→ **Provided data**
::::::::
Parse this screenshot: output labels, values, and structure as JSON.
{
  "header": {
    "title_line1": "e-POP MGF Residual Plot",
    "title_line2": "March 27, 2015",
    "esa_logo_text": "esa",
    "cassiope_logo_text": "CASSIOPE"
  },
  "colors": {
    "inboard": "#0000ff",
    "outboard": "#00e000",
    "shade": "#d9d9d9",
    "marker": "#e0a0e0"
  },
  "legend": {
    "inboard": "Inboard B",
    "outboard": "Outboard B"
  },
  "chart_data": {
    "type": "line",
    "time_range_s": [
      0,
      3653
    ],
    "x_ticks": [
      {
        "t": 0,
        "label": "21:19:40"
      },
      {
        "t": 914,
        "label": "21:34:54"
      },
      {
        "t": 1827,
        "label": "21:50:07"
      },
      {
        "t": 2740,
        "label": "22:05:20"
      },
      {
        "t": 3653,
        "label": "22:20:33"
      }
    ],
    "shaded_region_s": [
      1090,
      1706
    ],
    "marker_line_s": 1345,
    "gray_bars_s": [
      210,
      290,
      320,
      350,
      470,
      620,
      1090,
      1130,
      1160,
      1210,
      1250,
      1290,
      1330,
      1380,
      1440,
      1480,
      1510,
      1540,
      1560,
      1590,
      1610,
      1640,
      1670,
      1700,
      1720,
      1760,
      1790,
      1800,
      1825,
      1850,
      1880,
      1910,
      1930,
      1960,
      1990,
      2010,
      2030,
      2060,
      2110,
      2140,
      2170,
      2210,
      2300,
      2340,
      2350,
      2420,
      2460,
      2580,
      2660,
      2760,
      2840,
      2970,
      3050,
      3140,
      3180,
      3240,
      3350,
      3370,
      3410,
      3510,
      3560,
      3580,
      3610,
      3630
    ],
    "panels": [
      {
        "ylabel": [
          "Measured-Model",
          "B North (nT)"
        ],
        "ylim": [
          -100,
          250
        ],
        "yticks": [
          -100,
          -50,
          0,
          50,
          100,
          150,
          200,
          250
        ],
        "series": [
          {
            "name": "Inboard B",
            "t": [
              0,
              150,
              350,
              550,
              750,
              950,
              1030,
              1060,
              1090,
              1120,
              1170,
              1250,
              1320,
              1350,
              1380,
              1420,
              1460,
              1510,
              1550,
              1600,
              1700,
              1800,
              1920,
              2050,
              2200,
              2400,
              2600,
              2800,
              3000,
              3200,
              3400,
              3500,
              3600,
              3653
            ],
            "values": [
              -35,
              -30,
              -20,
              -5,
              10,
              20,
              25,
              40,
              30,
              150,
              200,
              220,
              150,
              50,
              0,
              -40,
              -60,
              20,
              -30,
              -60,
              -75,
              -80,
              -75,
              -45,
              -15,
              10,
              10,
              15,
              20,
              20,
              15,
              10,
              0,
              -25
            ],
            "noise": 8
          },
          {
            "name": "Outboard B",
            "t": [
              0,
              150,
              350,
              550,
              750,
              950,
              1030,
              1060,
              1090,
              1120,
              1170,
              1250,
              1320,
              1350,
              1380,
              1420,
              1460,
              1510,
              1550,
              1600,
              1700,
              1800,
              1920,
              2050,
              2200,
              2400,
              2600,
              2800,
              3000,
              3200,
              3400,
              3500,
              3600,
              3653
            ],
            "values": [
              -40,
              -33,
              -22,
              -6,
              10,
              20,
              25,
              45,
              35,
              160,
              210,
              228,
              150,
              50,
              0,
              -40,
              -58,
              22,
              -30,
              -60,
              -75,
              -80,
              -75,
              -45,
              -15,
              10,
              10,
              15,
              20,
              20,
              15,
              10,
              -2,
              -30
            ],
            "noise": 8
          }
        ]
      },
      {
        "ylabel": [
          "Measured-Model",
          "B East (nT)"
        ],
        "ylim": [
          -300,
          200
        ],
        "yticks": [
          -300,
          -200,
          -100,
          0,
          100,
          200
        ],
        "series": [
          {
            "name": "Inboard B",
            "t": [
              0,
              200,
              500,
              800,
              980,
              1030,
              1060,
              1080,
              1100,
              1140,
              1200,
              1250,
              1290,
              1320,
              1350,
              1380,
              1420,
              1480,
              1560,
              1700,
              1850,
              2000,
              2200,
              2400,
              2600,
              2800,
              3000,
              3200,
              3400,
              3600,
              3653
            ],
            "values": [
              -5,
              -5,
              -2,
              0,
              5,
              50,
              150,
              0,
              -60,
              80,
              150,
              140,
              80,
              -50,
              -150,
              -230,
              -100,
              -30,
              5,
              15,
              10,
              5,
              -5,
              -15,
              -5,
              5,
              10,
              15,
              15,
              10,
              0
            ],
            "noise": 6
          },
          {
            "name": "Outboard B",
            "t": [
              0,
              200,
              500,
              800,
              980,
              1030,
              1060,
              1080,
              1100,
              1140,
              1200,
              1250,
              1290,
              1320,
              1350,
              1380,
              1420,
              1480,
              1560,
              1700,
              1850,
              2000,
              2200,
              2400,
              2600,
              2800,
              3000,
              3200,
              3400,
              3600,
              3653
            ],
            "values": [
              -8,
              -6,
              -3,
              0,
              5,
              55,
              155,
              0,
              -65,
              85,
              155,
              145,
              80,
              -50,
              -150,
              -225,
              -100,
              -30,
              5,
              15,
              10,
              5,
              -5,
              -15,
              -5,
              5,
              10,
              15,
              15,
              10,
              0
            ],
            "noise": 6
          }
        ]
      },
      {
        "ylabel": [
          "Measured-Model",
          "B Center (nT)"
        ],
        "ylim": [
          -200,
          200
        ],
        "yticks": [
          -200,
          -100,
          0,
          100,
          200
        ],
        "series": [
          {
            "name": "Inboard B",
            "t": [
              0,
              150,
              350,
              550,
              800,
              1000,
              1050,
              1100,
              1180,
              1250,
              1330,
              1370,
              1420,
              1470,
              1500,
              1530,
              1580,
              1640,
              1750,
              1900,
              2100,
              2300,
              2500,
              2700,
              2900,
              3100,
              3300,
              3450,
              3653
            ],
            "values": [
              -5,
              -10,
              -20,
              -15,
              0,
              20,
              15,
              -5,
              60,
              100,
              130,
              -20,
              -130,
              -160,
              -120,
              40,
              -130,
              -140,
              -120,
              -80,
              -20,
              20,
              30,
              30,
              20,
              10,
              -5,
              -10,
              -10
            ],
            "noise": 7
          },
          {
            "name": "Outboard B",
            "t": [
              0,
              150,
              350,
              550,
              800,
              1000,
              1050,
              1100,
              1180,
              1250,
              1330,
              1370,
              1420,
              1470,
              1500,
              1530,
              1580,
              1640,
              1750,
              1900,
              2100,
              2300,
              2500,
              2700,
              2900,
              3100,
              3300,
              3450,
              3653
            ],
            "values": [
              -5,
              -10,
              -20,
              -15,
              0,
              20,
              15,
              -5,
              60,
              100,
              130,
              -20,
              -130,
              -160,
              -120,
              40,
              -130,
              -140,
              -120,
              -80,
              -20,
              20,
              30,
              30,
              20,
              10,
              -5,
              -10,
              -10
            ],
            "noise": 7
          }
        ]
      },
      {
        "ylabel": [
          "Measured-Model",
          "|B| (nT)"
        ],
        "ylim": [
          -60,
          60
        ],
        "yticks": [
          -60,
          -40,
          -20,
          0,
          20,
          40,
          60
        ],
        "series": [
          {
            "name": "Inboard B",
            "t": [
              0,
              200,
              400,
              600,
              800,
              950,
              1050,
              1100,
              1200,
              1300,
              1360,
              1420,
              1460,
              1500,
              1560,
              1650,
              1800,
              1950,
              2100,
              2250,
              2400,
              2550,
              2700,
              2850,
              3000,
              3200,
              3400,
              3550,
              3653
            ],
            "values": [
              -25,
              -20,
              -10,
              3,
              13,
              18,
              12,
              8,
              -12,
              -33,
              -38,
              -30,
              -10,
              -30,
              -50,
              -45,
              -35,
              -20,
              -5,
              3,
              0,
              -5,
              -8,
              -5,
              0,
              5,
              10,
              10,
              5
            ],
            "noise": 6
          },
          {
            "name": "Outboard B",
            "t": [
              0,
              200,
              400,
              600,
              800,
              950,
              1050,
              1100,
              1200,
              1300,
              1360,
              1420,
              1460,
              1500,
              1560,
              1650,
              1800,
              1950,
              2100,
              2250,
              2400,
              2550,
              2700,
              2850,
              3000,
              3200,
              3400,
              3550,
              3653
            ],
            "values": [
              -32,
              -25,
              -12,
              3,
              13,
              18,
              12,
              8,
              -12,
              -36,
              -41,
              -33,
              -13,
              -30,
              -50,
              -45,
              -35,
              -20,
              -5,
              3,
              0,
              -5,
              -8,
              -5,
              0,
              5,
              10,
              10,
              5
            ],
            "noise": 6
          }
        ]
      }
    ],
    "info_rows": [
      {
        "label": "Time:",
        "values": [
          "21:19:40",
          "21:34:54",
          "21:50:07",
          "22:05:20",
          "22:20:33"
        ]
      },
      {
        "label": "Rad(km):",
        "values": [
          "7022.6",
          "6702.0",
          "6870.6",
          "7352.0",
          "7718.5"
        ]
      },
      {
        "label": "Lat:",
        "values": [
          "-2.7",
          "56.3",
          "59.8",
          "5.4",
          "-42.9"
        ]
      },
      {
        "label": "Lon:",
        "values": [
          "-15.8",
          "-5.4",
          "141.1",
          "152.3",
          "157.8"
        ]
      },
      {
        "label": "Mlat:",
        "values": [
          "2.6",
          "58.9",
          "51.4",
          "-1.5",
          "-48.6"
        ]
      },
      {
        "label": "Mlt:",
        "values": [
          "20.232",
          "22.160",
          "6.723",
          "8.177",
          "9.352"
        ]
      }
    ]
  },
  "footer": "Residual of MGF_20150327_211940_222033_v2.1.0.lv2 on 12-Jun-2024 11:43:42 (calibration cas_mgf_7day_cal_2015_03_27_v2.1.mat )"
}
::::::::
→ **Written exercise**
Where a line holds the string "Residual", copy that line.

→ **Full output**
    "title_line1": "e-POP MGF Residual Plot",
  "footer": "Residual of MGF_20150327_211940_222033_v2.1.0.lv2 on 12-Jun-2024 11:43:42 (calibration cas_mgf_7day_cal_2015_03_27_v2.1.mat )"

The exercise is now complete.